((

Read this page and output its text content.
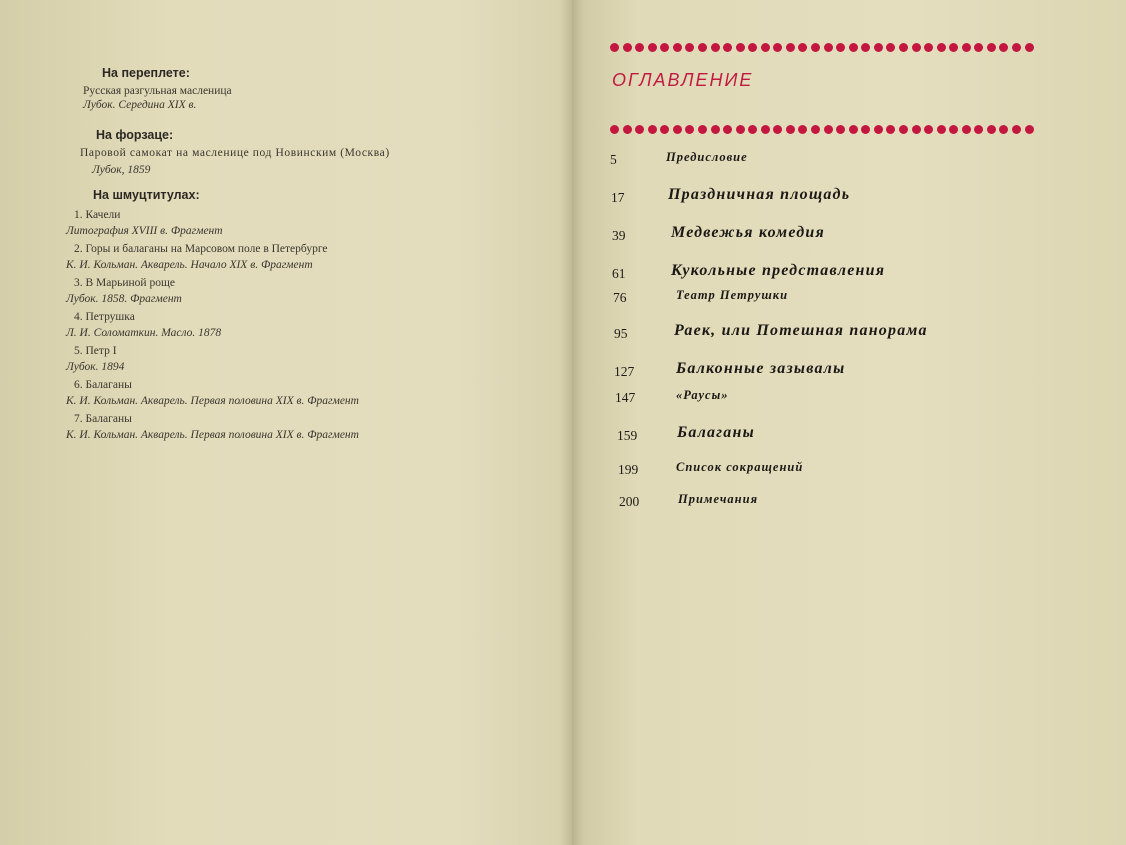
На переплете:
Русская разгульная масленица
Лубок. Середина XIX в.
На форзаце:
Паровой самокат на масленице под Новинским (Москва)
Лубок, 1859
На шмуцтитулах:
1. Качели
Литография XVIII в. Фрагмент
2. Горы и балаганы на Марсовом поле в Петербурге
К. И. Кольман. Акварель. Начало XIX в. Фрагмент
3. В Марьиной роще
Лубок. 1858. Фрагмент
4. Петрушка
Л. И. Соломаткин. Масло. 1878
5. Петр I
Лубок. 1894
6. Балаганы
К. И. Кольман. Акварель. Первая половина XIX в. Фрагмент
7. Балаганы
К. И. Кольман. Акварель. Первая половина XIX в. Фрагмент
ОГЛАВЛЕНИЕ
5	Предисловие
17	Праздничная площадь
39	Медвежья комедия
61	Кукольные представления
76	Театр Петрушки
95	Раек, или Потешная панорама
127	Балконные зазывалы
147	«Раусы»
159 Балаганы
199	Список сокращений
200	Примечания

))

**Exercise goal:**
Transcribe every record above exactly as written, leaving out any pictures.

**Response:**
Read this page and output its text content.
На переплете:
Русская разгульная масленица
Лубок. Середина XIX в.
На форзаце:
Паровой самокат на масленице под Новинским (Москва)
Лубок, 1859
На шмуцтитулах:
1. Качели
Литография XVIII в. Фрагмент
2. Горы и балаганы на Марсовом поле в Петербурге
К. И. Кольман. Акварель. Начало XIX в. Фрагмент
3. В Марьиной роще
Лубок. 1858. Фрагмент
4. Петрушка
Л. И. Соломаткин. Масло. 1878
5. Петр I
Лубок. 1894
6. Балаганы
К. И. Кольман. Акварель. Первая половина XIX в. Фрагмент
7. Балаганы
К. И. Кольман. Акварель. Первая половина XIX в. Фрагмент
ОГЛАВЛЕНИЕ
5	Предисловие
17	Праздничная площадь
39	Медвежья комедия
61	Кукольные представления
76	Театр Петрушки
95	Раек, или Потешная панорама
127	Балконные зазывалы
147	«Раусы»
159 Балаганы
199	Список сокращений
200	Примечания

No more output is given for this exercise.